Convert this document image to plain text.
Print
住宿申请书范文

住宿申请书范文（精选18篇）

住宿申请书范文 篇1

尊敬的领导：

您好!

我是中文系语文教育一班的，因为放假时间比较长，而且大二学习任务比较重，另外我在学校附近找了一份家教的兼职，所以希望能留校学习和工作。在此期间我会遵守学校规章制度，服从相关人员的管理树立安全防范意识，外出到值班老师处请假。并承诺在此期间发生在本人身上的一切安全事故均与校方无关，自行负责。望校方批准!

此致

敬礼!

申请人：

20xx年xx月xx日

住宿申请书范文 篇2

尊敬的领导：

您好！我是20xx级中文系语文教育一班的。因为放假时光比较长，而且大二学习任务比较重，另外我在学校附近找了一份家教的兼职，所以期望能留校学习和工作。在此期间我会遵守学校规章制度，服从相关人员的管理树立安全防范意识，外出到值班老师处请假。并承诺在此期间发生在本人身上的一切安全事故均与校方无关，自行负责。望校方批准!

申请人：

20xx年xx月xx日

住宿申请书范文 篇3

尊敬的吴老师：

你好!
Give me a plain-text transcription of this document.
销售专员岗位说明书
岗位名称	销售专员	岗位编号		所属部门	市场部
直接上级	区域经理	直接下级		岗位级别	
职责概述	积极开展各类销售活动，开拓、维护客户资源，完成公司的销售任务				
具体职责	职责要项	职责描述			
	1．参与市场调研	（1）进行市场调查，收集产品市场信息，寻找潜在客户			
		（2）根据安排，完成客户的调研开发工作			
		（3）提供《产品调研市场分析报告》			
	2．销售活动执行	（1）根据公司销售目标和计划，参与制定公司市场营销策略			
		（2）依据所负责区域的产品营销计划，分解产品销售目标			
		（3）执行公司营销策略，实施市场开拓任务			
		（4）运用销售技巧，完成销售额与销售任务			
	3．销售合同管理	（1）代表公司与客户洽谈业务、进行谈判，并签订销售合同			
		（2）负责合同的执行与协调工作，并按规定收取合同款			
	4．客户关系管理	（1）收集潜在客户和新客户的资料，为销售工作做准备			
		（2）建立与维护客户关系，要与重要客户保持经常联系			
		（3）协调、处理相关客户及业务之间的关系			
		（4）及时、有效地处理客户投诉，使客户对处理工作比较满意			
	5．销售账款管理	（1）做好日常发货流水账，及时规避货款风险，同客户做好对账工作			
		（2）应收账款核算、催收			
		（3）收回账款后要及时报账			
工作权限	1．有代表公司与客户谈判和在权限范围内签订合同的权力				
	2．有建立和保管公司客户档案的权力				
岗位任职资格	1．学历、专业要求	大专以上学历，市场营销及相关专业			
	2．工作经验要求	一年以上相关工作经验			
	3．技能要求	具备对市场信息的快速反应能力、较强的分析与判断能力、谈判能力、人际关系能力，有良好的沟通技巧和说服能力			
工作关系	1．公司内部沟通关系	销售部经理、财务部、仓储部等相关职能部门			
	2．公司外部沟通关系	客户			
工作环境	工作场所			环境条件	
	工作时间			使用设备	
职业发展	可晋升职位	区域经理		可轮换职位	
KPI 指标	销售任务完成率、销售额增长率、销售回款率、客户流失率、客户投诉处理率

◆ Exercise: Provide an exact reproduction of all the entries shown above.

◆ Answer to this exercise:
Convert this document image to plain text.
Print
住宿申请书范文

住宿申请书范文（精选18篇）

住宿申请书范文 篇1

尊敬的领导：

您好!

我是中文系语文教育一班的，因为放假时间比较长，而且大二学习任务比较重，另外我在学校附近找了一份家教的兼职，所以希望能留校学习和工作。在此期间我会遵守学校规章制度，服从相关人员的管理树立安全防范意识，外出到值班老师处请假。并承诺在此期间发生在本人身上的一切安全事故均与校方无关，自行负责。望校方批准!

此致

敬礼!

申请人：

20xx年xx月xx日

住宿申请书范文 篇2

尊敬的领导：

您好！我是20xx级中文系语文教育一班的。因为放假时光比较长，而且大二学习任务比较重，另外我在学校附近找了一份家教的兼职，所以期望能留校学习和工作。在此期间我会遵守学校规章制度，服从相关人员的管理树立安全防范意识，外出到值班老师处请假。并承诺在此期间发生在本人身上的一切安全事故均与校方无关，自行负责。望校方批准!

申请人：

20xx年xx月xx日

住宿申请书范文 篇3

尊敬的吴老师：

你好!
Give me a plain-text transcription of this document.
销售专员岗位说明书
岗位名称	销售专员	岗位编号		所属部门	市场部
直接上级	区域经理	直接下级		岗位级别	
职责概述	积极开展各类销售活动，开拓、维护客户资源，完成公司的销售任务				
具体职责	职责要项	职责描述			
	1．参与市场调研	（1）进行市场调查，收集产品市场信息，寻找潜在客户			
		（2）根据安排，完成客户的调研开发工作			
		（3）提供《产品调研市场分析报告》			
	2．销售活动执行	（1）根据公司销售目标和计划，参与制定公司市场营销策略			
		（2）依据所负责区域的产品营销计划，分解产品销售目标			
		（3）执行公司营销策略，实施市场开拓任务			
		（4）运用销售技巧，完成销售额与销售任务			
	3．销售合同管理	（1）代表公司与客户洽谈业务、进行谈判，并签订销售合同			
		（2）负责合同的执行与协调工作，并按规定收取合同款			
	4．客户关系管理	（1）收集潜在客户和新客户的资料，为销售工作做准备			
		（2）建立与维护客户关系，要与重要客户保持经常联系			
		（3）协调、处理相关客户及业务之间的关系			
		（4）及时、有效地处理客户投诉，使客户对处理工作比较满意			
	5．销售账款管理	（1）做好日常发货流水账，及时规避货款风险，同客户做好对账工作			
		（2）应收账款核算、催收			
		（3）收回账款后要及时报账			
工作权限	1．有代表公司与客户谈判和在权限范围内签订合同的权力				
	2．有建立和保管公司客户档案的权力				
岗位任职资格	1．学历、专业要求	大专以上学历，市场营销及相关专业			
	2．工作经验要求	一年以上相关工作经验			
	3．技能要求	具备对市场信息的快速反应能力、较强的分析与判断能力、谈判能力、人际关系能力，有良好的沟通技巧和说服能力			
工作关系	1．公司内部沟通关系	销售部经理、财务部、仓储部等相关职能部门			
	2．公司外部沟通关系	客户			
工作环境	工作场所			环境条件	
	工作时间			使用设备	
职业发展	可晋升职位	区域经理		可轮换职位	
KPI 指标	销售任务完成率、销售额增长率、销售回款率、客户流失率、客户投诉处理率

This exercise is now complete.